[BEGIN DATASET ROWS]
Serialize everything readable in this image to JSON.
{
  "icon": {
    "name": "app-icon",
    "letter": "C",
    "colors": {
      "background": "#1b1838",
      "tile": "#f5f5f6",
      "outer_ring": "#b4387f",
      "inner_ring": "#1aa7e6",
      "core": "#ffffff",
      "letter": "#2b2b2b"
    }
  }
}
[END DATASET ROWS]
The records above must be output exactly, in full.

Serialize everything readable in this image to JSON.
{
  "icon": {
    "name": "app-icon",
    "letter": "C",
    "colors": {
      "background": "#1b1838",
      "tile": "#f5f5f6",
      "outer_ring": "#b4387f",
      "inner_ring": "#1aa7e6",
      "core": "#ffffff",
      "letter": "#2b2b2b"
    }
  }
}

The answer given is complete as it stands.